Output a single figure: the number of lines in which the word "name" appears.

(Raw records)
Start
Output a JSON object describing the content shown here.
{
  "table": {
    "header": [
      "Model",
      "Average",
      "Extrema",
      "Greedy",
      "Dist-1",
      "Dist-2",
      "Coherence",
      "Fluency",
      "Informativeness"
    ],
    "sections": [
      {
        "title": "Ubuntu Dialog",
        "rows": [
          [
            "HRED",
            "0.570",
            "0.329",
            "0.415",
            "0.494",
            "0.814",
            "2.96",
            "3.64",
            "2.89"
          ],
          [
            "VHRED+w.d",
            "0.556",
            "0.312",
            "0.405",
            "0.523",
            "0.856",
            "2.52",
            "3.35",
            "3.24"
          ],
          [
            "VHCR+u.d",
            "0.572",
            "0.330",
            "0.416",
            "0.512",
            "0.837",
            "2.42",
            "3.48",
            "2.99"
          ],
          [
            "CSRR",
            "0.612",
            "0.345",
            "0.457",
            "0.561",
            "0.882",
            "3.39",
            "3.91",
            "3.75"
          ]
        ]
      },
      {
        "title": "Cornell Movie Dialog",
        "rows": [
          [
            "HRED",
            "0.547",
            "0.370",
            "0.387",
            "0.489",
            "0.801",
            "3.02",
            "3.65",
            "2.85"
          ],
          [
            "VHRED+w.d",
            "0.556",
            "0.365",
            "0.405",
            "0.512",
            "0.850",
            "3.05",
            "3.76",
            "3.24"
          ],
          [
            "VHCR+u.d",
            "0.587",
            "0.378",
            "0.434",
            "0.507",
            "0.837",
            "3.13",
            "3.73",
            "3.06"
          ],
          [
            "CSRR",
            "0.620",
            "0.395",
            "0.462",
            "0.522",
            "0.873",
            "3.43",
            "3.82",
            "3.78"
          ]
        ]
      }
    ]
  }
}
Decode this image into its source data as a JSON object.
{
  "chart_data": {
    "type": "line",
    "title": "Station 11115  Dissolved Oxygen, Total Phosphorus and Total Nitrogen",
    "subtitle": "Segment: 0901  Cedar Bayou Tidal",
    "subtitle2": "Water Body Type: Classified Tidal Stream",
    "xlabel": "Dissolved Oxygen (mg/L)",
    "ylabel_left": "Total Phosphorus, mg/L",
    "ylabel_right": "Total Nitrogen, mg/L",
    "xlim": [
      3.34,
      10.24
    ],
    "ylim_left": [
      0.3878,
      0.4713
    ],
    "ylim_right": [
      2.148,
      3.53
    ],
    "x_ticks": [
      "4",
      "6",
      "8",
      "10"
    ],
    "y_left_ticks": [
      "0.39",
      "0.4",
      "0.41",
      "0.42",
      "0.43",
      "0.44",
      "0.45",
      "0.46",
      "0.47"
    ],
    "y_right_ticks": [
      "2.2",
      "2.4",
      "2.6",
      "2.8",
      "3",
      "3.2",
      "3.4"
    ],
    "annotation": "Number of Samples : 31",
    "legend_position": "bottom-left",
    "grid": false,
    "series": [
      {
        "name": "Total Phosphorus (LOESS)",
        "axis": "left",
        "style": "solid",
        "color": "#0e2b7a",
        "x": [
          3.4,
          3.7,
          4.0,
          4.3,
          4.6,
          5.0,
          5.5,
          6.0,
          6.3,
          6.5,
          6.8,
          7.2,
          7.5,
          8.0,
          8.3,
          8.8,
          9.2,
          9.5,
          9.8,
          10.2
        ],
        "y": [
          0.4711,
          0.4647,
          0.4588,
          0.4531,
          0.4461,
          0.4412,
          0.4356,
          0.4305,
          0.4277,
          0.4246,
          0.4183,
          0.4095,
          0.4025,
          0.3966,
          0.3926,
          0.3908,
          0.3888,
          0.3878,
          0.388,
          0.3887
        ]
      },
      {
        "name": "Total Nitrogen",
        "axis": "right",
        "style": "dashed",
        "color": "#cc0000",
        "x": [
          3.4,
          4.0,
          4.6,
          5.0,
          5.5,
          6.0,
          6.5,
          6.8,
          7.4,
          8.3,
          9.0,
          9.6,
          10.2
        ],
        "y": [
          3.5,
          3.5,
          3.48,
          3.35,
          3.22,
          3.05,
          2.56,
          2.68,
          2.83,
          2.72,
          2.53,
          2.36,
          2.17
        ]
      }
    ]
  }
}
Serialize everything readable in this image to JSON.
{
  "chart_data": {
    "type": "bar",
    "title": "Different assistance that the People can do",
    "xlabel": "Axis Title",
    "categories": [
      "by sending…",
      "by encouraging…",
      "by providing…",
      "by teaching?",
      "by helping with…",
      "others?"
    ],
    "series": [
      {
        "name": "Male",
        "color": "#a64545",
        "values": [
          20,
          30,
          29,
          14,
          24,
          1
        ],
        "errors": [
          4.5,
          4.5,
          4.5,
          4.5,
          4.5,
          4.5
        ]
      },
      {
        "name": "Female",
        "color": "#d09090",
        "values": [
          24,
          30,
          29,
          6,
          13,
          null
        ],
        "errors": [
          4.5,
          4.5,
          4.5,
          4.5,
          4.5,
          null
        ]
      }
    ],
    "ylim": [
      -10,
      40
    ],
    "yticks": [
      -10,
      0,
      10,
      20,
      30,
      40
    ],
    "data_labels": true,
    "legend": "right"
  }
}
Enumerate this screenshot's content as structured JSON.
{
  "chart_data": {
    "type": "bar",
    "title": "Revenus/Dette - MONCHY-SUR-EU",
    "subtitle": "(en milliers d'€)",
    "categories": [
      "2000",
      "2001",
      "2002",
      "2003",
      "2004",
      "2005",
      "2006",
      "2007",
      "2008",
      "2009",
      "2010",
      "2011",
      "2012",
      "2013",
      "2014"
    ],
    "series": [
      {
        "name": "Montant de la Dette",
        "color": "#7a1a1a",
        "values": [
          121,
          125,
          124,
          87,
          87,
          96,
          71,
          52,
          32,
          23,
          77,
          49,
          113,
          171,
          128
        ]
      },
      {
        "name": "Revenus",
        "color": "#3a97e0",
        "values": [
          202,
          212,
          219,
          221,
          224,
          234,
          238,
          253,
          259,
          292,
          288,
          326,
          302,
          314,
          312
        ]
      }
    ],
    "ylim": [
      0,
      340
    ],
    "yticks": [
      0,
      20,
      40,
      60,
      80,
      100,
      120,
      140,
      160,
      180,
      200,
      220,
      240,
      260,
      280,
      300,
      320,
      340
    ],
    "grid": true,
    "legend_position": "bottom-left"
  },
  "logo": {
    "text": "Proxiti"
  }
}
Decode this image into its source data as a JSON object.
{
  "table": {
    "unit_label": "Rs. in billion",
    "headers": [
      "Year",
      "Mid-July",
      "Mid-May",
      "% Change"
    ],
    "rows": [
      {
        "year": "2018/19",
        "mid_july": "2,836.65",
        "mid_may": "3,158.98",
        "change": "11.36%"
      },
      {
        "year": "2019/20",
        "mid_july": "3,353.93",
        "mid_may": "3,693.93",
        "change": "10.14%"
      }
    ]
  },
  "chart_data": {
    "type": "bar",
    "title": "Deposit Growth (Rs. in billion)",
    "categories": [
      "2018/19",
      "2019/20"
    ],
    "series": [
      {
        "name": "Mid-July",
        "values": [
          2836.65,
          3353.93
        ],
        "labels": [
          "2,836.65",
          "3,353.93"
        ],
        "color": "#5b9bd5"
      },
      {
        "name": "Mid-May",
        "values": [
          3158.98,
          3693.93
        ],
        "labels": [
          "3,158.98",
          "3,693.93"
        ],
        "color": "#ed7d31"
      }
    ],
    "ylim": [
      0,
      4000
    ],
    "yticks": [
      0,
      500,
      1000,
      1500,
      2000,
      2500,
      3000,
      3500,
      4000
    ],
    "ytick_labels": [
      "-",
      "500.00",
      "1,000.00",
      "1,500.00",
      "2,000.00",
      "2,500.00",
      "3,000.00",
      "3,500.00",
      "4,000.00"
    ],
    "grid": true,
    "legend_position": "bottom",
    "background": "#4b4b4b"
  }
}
End
* Full response:
8